• [Brief]:
Please convert the lines in the items below into a JSON list of strings, one string per line with blank lines omitted, from the line with "- point: [746, 366, 764, 384]" up to and including the line with "- point: [304, 442, 322, 461]".
>> Begin Extracted records
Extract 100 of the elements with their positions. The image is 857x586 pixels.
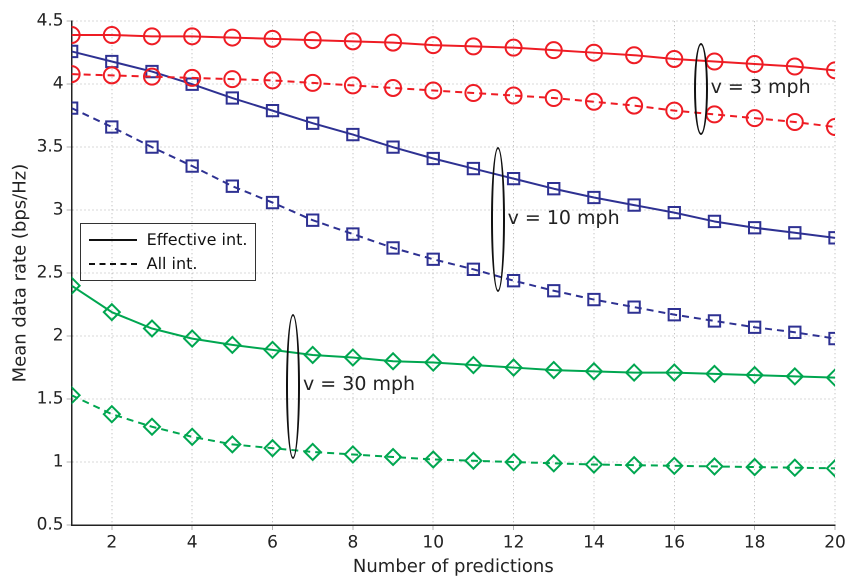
- point: [746, 366, 764, 384]
- point: [786, 58, 804, 76]
- point: [665, 50, 684, 68]
- x-tick-label: 20: [824, 532, 846, 553]
- point: [102, 405, 121, 424]
- point: [344, 32, 362, 50]
- point: [788, 226, 802, 240]
- point: [504, 453, 523, 472]
- point: [223, 70, 242, 88]
- point: [466, 162, 480, 176]
- point: [183, 330, 202, 348]
- point: [183, 68, 202, 87]
- point: [746, 109, 764, 128]
- point: [304, 442, 322, 461]
- x-tick-label: 6: [267, 532, 278, 553]
- point: [186, 159, 199, 173]
- point: [183, 428, 202, 446]
- point: [344, 76, 362, 94]
- x-tick-label: 12: [502, 532, 524, 553]
- point: [344, 348, 362, 366]
- point: [584, 362, 603, 380]
- point: [183, 27, 202, 46]
- y-tick-label: 3: [52, 200, 64, 220]
- point: [304, 31, 322, 50]
- point: [786, 458, 804, 477]
- point: [266, 196, 280, 210]
- point: [504, 38, 523, 57]
- point: [464, 356, 482, 374]
- point: [142, 27, 161, 46]
- point: [264, 30, 282, 48]
- y-tick-label: 2: [52, 325, 64, 346]
- point: [304, 346, 322, 364]
- x-tick-label: 4: [186, 532, 198, 553]
- point: [705, 105, 724, 124]
- y-axis-title: Mean data rate (bps/Hz): [9, 164, 30, 382]
- y-tick-label: 0.5: [36, 514, 64, 534]
- point: [547, 284, 560, 298]
- point: [264, 71, 282, 90]
- point: [386, 241, 400, 255]
- point: [547, 182, 560, 196]
- point: [142, 320, 161, 338]
- point: [464, 37, 482, 56]
- annotation: v = 10 mph: [508, 206, 620, 229]
- point: [145, 140, 159, 154]
- point: [266, 104, 280, 118]
- point: [748, 221, 762, 234]
- point: [264, 439, 282, 458]
- point: [102, 66, 121, 84]
- point: [786, 367, 804, 386]
- point: [384, 78, 402, 97]
- x-tick-label: 18: [744, 532, 766, 553]
- point: [668, 308, 681, 322]
- point: [424, 81, 442, 100]
- point: [708, 314, 722, 328]
- y-tick-label: 1.5: [36, 388, 64, 408]
- point: [668, 206, 681, 220]
- point: [506, 274, 520, 288]
- point: [102, 303, 121, 322]
- x-axis-title: Number of predictions: [352, 556, 554, 577]
- point: [226, 180, 239, 193]
- point: [665, 364, 684, 382]
- point: [424, 36, 442, 54]
- point: [424, 450, 442, 469]
- point: [346, 227, 360, 241]
- y-tick-label: 1: [52, 451, 64, 472]
- point: [746, 55, 764, 74]
- point: [464, 452, 482, 470]
- point: [384, 34, 402, 52]
- point: [464, 84, 482, 102]
- point: [587, 292, 601, 306]
- x-tick-label: 2: [106, 532, 118, 553]
- point: [708, 214, 722, 228]
- point: [142, 68, 161, 86]
- point: [264, 340, 282, 359]
- point: [705, 52, 724, 71]
- annotation: All int.: [146, 254, 198, 274]
- x-tick-label: 16: [663, 532, 686, 553]
- point: [504, 358, 523, 377]
- point: [386, 140, 400, 154]
- point: [625, 364, 644, 382]
- point: [223, 435, 242, 454]
- point: [627, 300, 641, 314]
- point: [705, 364, 724, 383]
- point: [788, 326, 802, 339]
- point: [223, 336, 242, 354]
- point: [424, 354, 442, 372]
- point: [346, 128, 360, 142]
- x-tick-label: 8: [347, 532, 358, 553]
- point: [544, 454, 563, 472]
- point: [142, 418, 161, 436]
- y-tick-label: 4.5: [36, 10, 64, 31]
- point: [786, 112, 804, 131]
- point: [226, 91, 239, 105]
- point: [584, 456, 603, 474]
- x-tick-label: 14: [583, 532, 605, 553]
- point: [587, 190, 601, 204]
- point: [384, 448, 402, 466]
- point: [304, 74, 322, 92]
- point: [665, 456, 684, 475]
- point: [105, 120, 118, 134]
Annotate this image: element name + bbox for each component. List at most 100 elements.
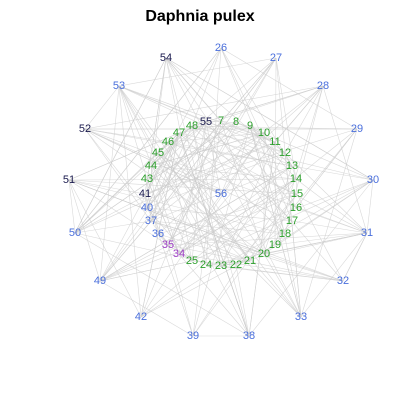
graph-edge bbox=[178, 121, 237, 134]
graph-edge bbox=[274, 179, 374, 246]
graph-edge bbox=[192, 125, 251, 337]
graph-edge bbox=[74, 121, 237, 234]
graph-edge bbox=[167, 244, 194, 337]
graph-edge bbox=[144, 193, 194, 337]
graph-edge bbox=[220, 47, 297, 209]
node-label-45: 45 bbox=[152, 147, 164, 159]
graph-edge bbox=[99, 260, 193, 282]
graph-edge bbox=[157, 152, 222, 195]
graph-edge bbox=[68, 179, 101, 282]
node-label-32: 32 bbox=[337, 275, 349, 287]
graph-edge bbox=[205, 121, 276, 143]
graph-edge bbox=[118, 85, 193, 262]
graph-edge bbox=[118, 85, 222, 267]
graph-edge bbox=[167, 120, 222, 246]
graph-edge bbox=[235, 193, 298, 266]
graph-edge bbox=[284, 152, 368, 234]
graph-edge bbox=[248, 179, 374, 337]
graph-edge bbox=[146, 57, 167, 209]
node-label-37: 37 bbox=[145, 215, 157, 227]
graph-edge bbox=[118, 85, 276, 143]
graph-edge bbox=[157, 193, 298, 235]
graph-edge bbox=[99, 121, 237, 282]
graph-edge bbox=[235, 121, 374, 181]
graph-edge bbox=[74, 220, 152, 234]
node-label-27: 27 bbox=[270, 52, 282, 64]
graph-edge bbox=[165, 57, 286, 235]
graph-edge bbox=[99, 193, 298, 282]
node-label-43: 43 bbox=[141, 173, 153, 185]
graph-edge bbox=[150, 132, 180, 222]
graph-edge bbox=[249, 125, 286, 154]
graph-edge bbox=[167, 244, 344, 282]
graph-edge bbox=[178, 253, 250, 337]
graph-edge bbox=[68, 179, 286, 235]
graph-edge bbox=[263, 220, 293, 255]
graph-edge bbox=[178, 132, 265, 255]
node-label-38: 38 bbox=[243, 330, 255, 342]
chart-title: Daphnia pulex bbox=[145, 8, 255, 25]
graph-edge bbox=[342, 232, 368, 282]
node-label-39: 39 bbox=[187, 330, 199, 342]
node-label-31: 31 bbox=[361, 227, 373, 239]
graph-edge bbox=[146, 121, 207, 180]
graph-edge bbox=[178, 132, 250, 337]
node-label-24: 24 bbox=[200, 259, 212, 271]
graph-edge bbox=[167, 121, 237, 246]
graph-edge bbox=[74, 232, 250, 337]
node-label-10: 10 bbox=[258, 127, 270, 139]
graph-edge bbox=[144, 128, 358, 195]
graph-edge bbox=[165, 57, 374, 181]
node-label-56: 56 bbox=[215, 188, 227, 200]
graph-edge bbox=[167, 141, 293, 167]
graph-edge bbox=[144, 57, 167, 195]
node-label-12: 12 bbox=[279, 147, 291, 159]
node-label-23: 23 bbox=[215, 260, 227, 272]
node-layer: 7 8 91011121314151617181920212223242534353… bbox=[63, 42, 379, 342]
node-label-15: 15 bbox=[291, 188, 303, 200]
graph-edge bbox=[205, 120, 222, 123]
graph-edge bbox=[291, 165, 374, 181]
graph-edge bbox=[150, 220, 286, 235]
graph-edge bbox=[118, 85, 251, 262]
graph-edge bbox=[140, 244, 276, 318]
node-label-34: 34 bbox=[173, 248, 185, 260]
node-label-11: 11 bbox=[269, 136, 280, 148]
graph-edge bbox=[284, 85, 324, 235]
graph-edge bbox=[165, 57, 297, 209]
graph-edge bbox=[146, 132, 180, 209]
node-label-20: 20 bbox=[258, 248, 270, 260]
graph-edge bbox=[220, 232, 368, 267]
graph-edge bbox=[263, 132, 286, 154]
node-label-42: 42 bbox=[135, 311, 147, 323]
node-label-48: 48 bbox=[186, 120, 198, 132]
graph-edge bbox=[118, 85, 148, 180]
graph-edge bbox=[118, 57, 277, 87]
graph-edge bbox=[192, 120, 222, 337]
graph-edge bbox=[275, 57, 297, 180]
graph-edge bbox=[74, 57, 167, 234]
node-label-47: 47 bbox=[173, 127, 185, 139]
node-label-35: 35 bbox=[162, 239, 174, 251]
node-label-49: 49 bbox=[94, 275, 106, 287]
graph-edge bbox=[165, 57, 207, 266]
node-label-9: 9 bbox=[247, 120, 253, 132]
graph-edge bbox=[249, 125, 302, 318]
graph-edge bbox=[150, 165, 159, 235]
graph-edge bbox=[178, 132, 368, 234]
graph-edge bbox=[322, 85, 368, 234]
graph-edge bbox=[157, 233, 169, 246]
graph-edge bbox=[167, 141, 251, 262]
node-label-8: 8 bbox=[233, 116, 239, 128]
graph-edge bbox=[220, 120, 276, 143]
graph-edge bbox=[118, 85, 250, 337]
graph-edge bbox=[220, 265, 344, 282]
graph-edge bbox=[191, 85, 324, 127]
graph-edge bbox=[144, 193, 148, 209]
graph-edge bbox=[150, 165, 297, 180]
graph-edge bbox=[191, 125, 293, 222]
graph-edge bbox=[191, 125, 222, 267]
graph-edge bbox=[146, 178, 180, 255]
graph-edge bbox=[84, 128, 169, 246]
graph-edge bbox=[191, 179, 374, 262]
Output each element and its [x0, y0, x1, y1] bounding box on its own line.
>> End Extracted records
• [Answer]:
[
  "- point: [746, 366, 764, 384]",
  "- point: [786, 58, 804, 76]",
  "- point: [665, 50, 684, 68]",
  "- x-tick-label: 20: [824, 532, 846, 553]",
  "- point: [102, 405, 121, 424]",
  "- point: [344, 32, 362, 50]",
  "- point: [788, 226, 802, 240]",
  "- point: [504, 453, 523, 472]",
  "- point: [223, 70, 242, 88]",
  "- point: [466, 162, 480, 176]",
  "- point: [183, 330, 202, 348]",
  "- point: [183, 68, 202, 87]",
  "- point: [746, 109, 764, 128]",
  "- point: [304, 442, 322, 461]"
]